§ Exercise description
Copy out the listing that follows exactly, dropping every picture.

(Data excerpts)

━━━━━━━━━━━━━━━━

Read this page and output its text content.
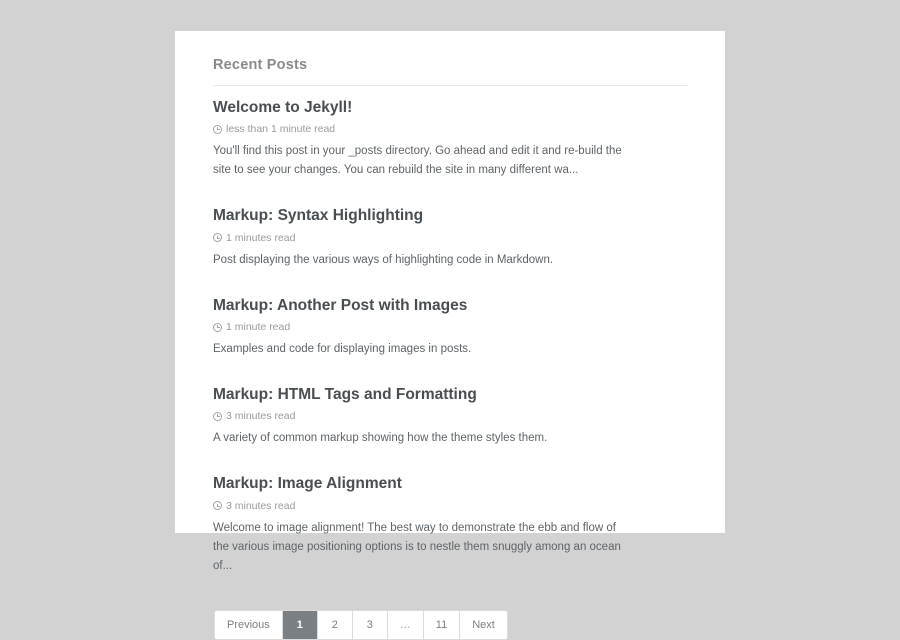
Recent Posts
Welcome to Jekyll!
less than 1 minute read

You'll find this post in your _posts directory. Go ahead and edit it and re-build the site to see your changes. You can rebuild the site in many different wa...

Markup: Syntax Highlighting
1 minutes read

Post displaying the various ways of highlighting code in Markdown.

Markup: Another Post with Images
1 minute read

Examples and code for displaying images in posts.

Markup: HTML Tags and Formatting
3 minutes read

A variety of common markup showing how the theme styles them.

Markup: Image Alignment
3 minutes read

Welcome to image alignment! The best way to demonstrate the ebb and flow of the various image positioning options is to nestle them snuggly among an ocean of...

Previous	1	2	3	…	11	Next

━━━━━━━━━━━━━━━━

§ Result of the task
Read this page and output its text content.
Recent Posts
Welcome to Jekyll!
less than 1 minute read

You'll find this post in your _posts directory. Go ahead and edit it and re-build the site to see your changes. You can rebuild the site in many different wa...

Markup: Syntax Highlighting
1 minutes read

Post displaying the various ways of highlighting code in Markdown.

Markup: Another Post with Images
1 minute read

Examples and code for displaying images in posts.

Markup: HTML Tags and Formatting
3 minutes read

A variety of common markup showing how the theme styles them.

Markup: Image Alignment
3 minutes read

Welcome to image alignment! The best way to demonstrate the ebb and flow of the various image positioning options is to nestle them snuggly among an ocean of...

Previous	1	2	3	…	11	Next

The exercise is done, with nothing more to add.